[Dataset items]

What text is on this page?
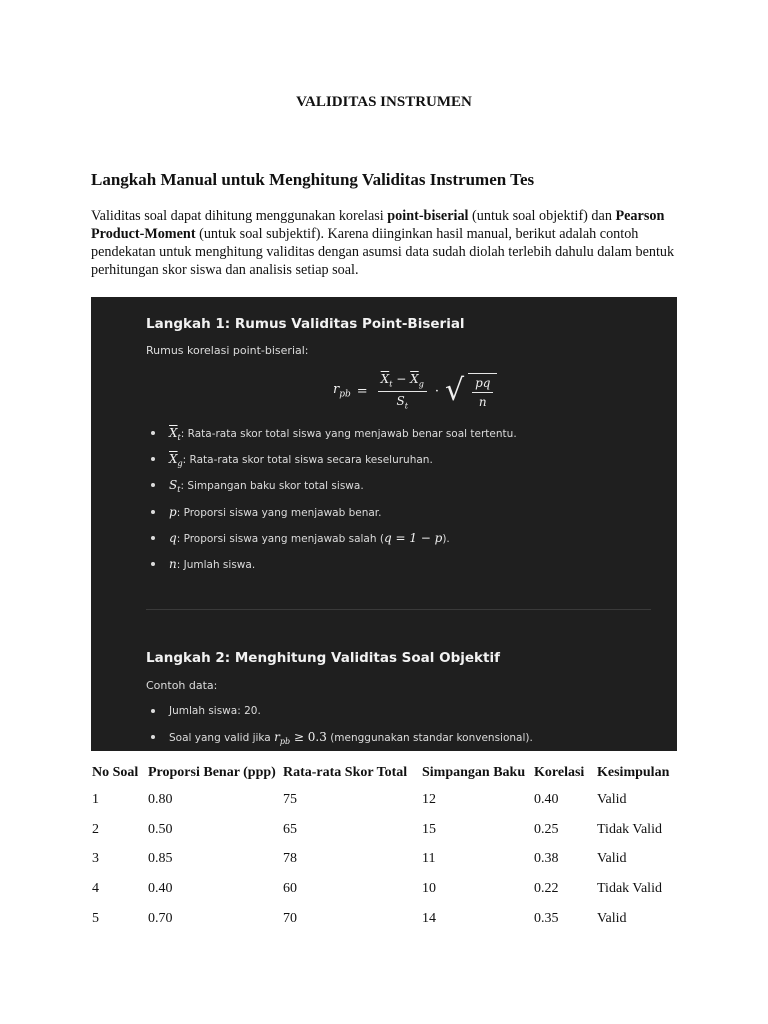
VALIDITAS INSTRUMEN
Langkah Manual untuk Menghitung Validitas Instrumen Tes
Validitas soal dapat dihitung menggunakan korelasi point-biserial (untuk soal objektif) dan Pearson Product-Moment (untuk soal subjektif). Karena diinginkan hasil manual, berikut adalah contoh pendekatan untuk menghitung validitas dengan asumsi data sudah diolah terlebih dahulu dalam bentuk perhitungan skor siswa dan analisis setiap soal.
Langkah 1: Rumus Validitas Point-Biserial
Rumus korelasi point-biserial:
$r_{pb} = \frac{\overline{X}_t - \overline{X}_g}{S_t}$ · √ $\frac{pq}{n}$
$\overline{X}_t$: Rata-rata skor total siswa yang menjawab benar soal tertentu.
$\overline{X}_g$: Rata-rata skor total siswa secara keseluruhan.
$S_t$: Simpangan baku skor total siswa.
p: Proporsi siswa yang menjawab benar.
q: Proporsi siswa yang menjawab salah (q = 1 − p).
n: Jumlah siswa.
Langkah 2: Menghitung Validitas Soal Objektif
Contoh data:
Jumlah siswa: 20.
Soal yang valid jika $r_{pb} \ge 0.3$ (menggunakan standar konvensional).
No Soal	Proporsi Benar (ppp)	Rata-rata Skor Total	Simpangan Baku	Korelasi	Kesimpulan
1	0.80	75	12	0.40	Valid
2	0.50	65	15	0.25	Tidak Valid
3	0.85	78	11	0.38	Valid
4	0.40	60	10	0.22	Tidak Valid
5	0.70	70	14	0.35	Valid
---
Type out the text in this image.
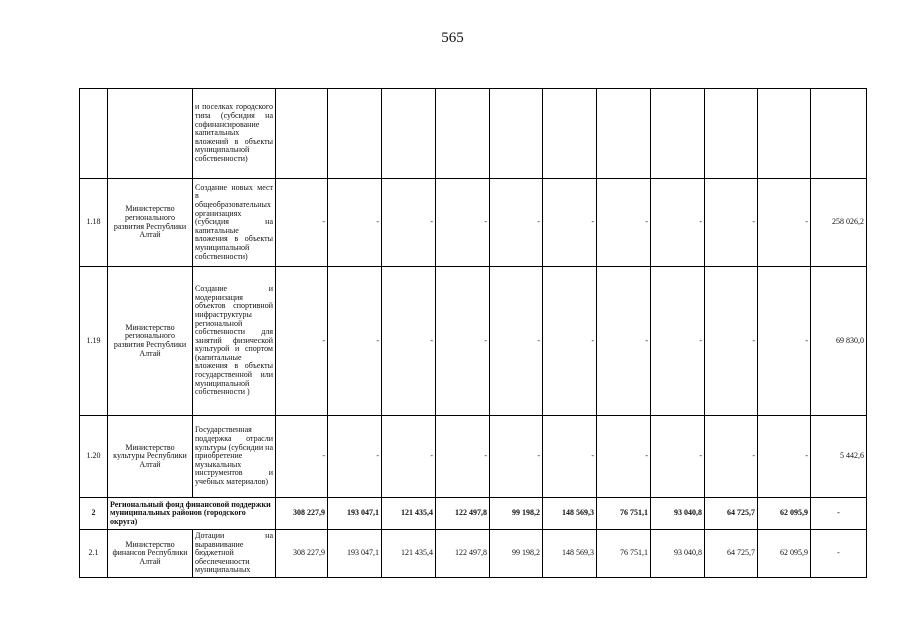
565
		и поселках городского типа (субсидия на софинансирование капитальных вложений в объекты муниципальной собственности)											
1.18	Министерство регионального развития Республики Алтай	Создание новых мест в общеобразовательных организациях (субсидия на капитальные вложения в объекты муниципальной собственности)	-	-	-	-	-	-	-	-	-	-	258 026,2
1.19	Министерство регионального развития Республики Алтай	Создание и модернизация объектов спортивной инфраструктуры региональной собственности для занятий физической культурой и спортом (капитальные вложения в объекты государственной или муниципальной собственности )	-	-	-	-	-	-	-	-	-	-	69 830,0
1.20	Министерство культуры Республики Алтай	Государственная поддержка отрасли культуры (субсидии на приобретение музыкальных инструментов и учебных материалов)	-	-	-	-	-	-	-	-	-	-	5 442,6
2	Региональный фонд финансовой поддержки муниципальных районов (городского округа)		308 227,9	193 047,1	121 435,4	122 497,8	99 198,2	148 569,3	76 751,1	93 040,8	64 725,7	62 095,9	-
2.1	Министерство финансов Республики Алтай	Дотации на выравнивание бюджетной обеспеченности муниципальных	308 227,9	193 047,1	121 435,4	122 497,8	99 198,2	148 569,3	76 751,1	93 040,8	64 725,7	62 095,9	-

### EXERCISE
Give only the number of lines in the entries above that contain the string "Simpangan".

### RESPONSE TO THE EXERCISE
2